Write the data out again, character for character, with no images.

____________________

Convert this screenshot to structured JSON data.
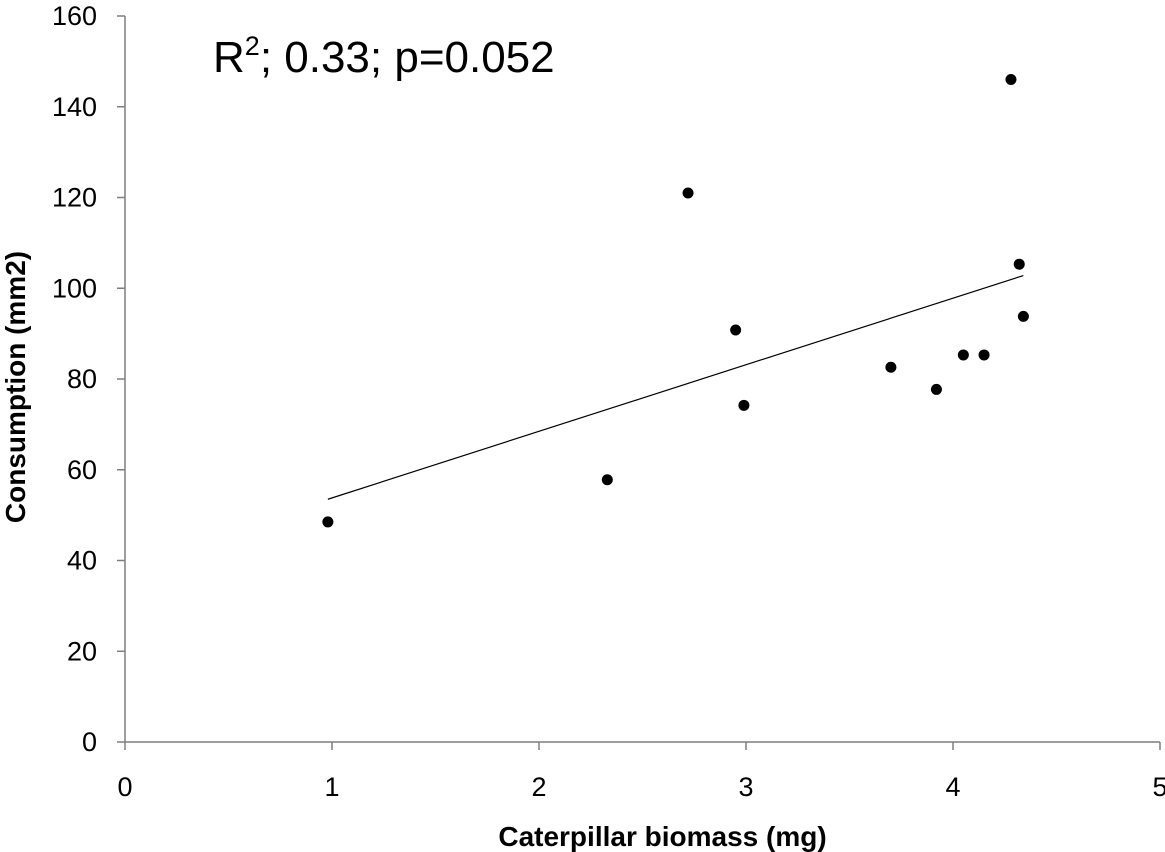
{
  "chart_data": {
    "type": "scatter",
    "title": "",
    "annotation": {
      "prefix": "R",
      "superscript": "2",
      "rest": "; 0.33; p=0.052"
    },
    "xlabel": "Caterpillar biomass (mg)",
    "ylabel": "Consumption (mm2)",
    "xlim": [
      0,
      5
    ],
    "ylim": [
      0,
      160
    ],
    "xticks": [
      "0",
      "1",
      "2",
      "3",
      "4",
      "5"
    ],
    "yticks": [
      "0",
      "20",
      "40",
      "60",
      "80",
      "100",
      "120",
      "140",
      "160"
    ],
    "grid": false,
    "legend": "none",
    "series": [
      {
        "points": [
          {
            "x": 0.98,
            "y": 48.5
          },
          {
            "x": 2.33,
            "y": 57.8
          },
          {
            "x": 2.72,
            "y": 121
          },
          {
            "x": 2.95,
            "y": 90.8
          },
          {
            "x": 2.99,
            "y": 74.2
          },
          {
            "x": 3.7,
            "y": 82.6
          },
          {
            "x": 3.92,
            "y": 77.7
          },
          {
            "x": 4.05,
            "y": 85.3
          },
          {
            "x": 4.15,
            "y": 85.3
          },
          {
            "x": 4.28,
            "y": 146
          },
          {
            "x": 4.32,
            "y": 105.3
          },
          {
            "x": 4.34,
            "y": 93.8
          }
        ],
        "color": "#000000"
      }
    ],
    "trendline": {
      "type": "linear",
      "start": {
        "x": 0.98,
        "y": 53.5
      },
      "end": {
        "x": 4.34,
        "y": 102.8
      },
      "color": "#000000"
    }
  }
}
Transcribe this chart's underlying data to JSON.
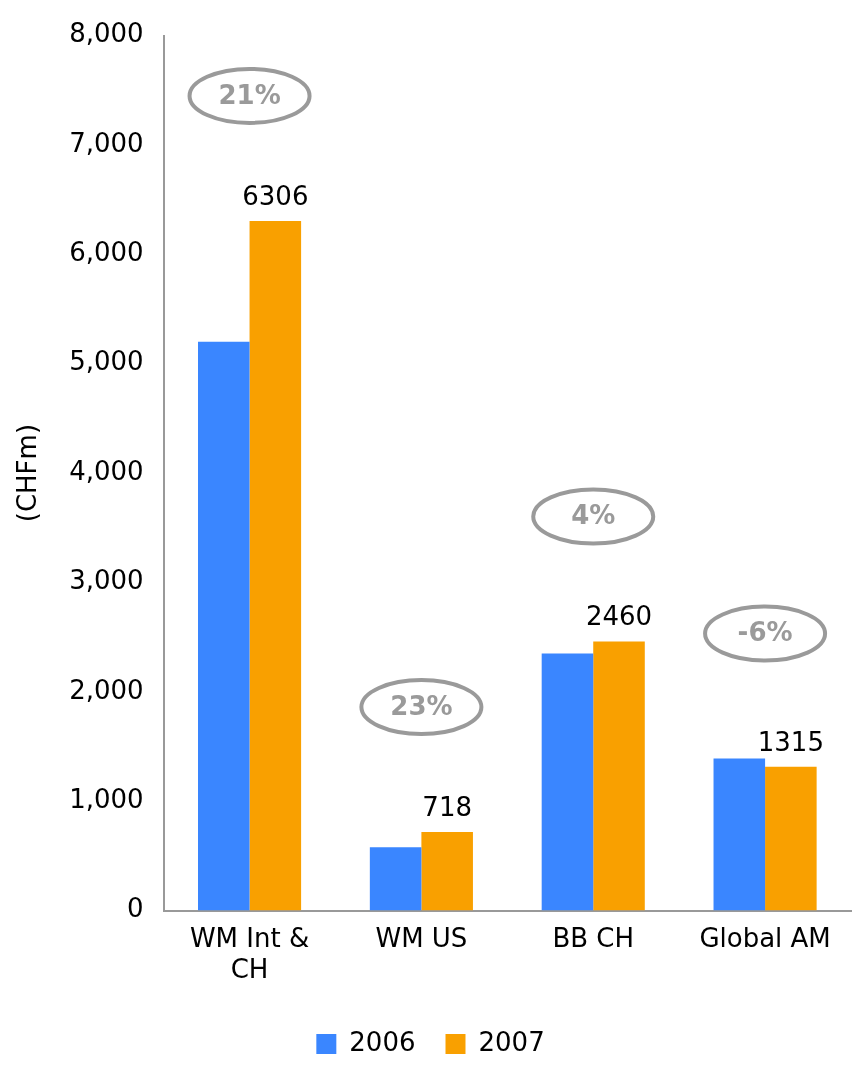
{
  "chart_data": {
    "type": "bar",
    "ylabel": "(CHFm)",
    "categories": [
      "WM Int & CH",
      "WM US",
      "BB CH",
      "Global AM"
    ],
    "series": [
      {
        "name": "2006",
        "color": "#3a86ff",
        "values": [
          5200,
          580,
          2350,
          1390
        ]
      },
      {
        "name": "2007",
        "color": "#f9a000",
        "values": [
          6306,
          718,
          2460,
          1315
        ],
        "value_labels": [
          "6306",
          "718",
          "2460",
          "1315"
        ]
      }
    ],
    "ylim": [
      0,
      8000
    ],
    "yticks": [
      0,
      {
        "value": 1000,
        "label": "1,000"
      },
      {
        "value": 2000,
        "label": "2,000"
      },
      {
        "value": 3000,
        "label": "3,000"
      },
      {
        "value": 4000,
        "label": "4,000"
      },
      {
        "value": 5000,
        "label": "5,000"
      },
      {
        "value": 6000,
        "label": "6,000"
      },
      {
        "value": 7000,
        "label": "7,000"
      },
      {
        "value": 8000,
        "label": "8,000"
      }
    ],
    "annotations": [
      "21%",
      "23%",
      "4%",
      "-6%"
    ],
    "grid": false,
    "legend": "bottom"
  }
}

____________________

**Exercise response**
Convert this screenshot to structured JSON data.
{
  "chart_data": {
    "type": "scatter",
    "title": "",
    "annotation": {
      "prefix": "R",
      "superscript": "2",
      "rest": "; 0.33; p=0.052"
    },
    "xlabel": "Caterpillar biomass (mg)",
    "ylabel": "Consumption (mm2)",
    "xlim": [
      0,
      5
    ],
    "ylim": [
      0,
      160
    ],
    "xticks": [
      "0",
      "1",
      "2",
      "3",
      "4",
      "5"
    ],
    "yticks": [
      "0",
      "20",
      "40",
      "60",
      "80",
      "100",
      "120",
      "140",
      "160"
    ],
    "grid": false,
    "legend": "none",
    "series": [
      {
        "points": [
          {
            "x": 0.98,
            "y": 48.5
          },
          {
            "x": 2.33,
            "y": 57.8
          },
          {
            "x": 2.72,
            "y": 121
          },
          {
            "x": 2.95,
            "y": 90.8
          },
          {
            "x": 2.99,
            "y": 74.2
          },
          {
            "x": 3.7,
            "y": 82.6
          },
          {
            "x": 3.92,
            "y": 77.7
          },
          {
            "x": 4.05,
            "y": 85.3
          },
          {
            "x": 4.15,
            "y": 85.3
          },
          {
            "x": 4.28,
            "y": 146
          },
          {
            "x": 4.32,
            "y": 105.3
          },
          {
            "x": 4.34,
            "y": 93.8
          }
        ],
        "color": "#000000"
      }
    ],
    "trendline": {
      "type": "linear",
      "start": {
        "x": 0.98,
        "y": 53.5
      },
      "end": {
        "x": 4.34,
        "y": 102.8
      },
      "color": "#000000"
    }
  }
}
Transcribe this chart's underlying data to JSON.
{
  "chart_data": {
    "type": "bar",
    "ylabel": "(CHFm)",
    "categories": [
      "WM Int & CH",
      "WM US",
      "BB CH",
      "Global AM"
    ],
    "series": [
      {
        "name": "2006",
        "color": "#3a86ff",
        "values": [
          5200,
          580,
          2350,
          1390
        ]
      },
      {
        "name": "2007",
        "color": "#f9a000",
        "values": [
          6306,
          718,
          2460,
          1315
        ],
        "value_labels": [
          "6306",
          "718",
          "2460",
          "1315"
        ]
      }
    ],
    "ylim": [
      0,
      8000
    ],
    "yticks": [
      0,
      {
        "value": 1000,
        "label": "1,000"
      },
      {
        "value": 2000,
        "label": "2,000"
      },
      {
        "value": 3000,
        "label": "3,000"
      },
      {
        "value": 4000,
        "label": "4,000"
      },
      {
        "value": 5000,
        "label": "5,000"
      },
      {
        "value": 6000,
        "label": "6,000"
      },
      {
        "value": 7000,
        "label": "7,000"
      },
      {
        "value": 8000,
        "label": "8,000"
      }
    ],
    "annotations": [
      "21%",
      "23%",
      "4%",
      "-6%"
    ],
    "grid": false,
    "legend": "bottom"
  }
}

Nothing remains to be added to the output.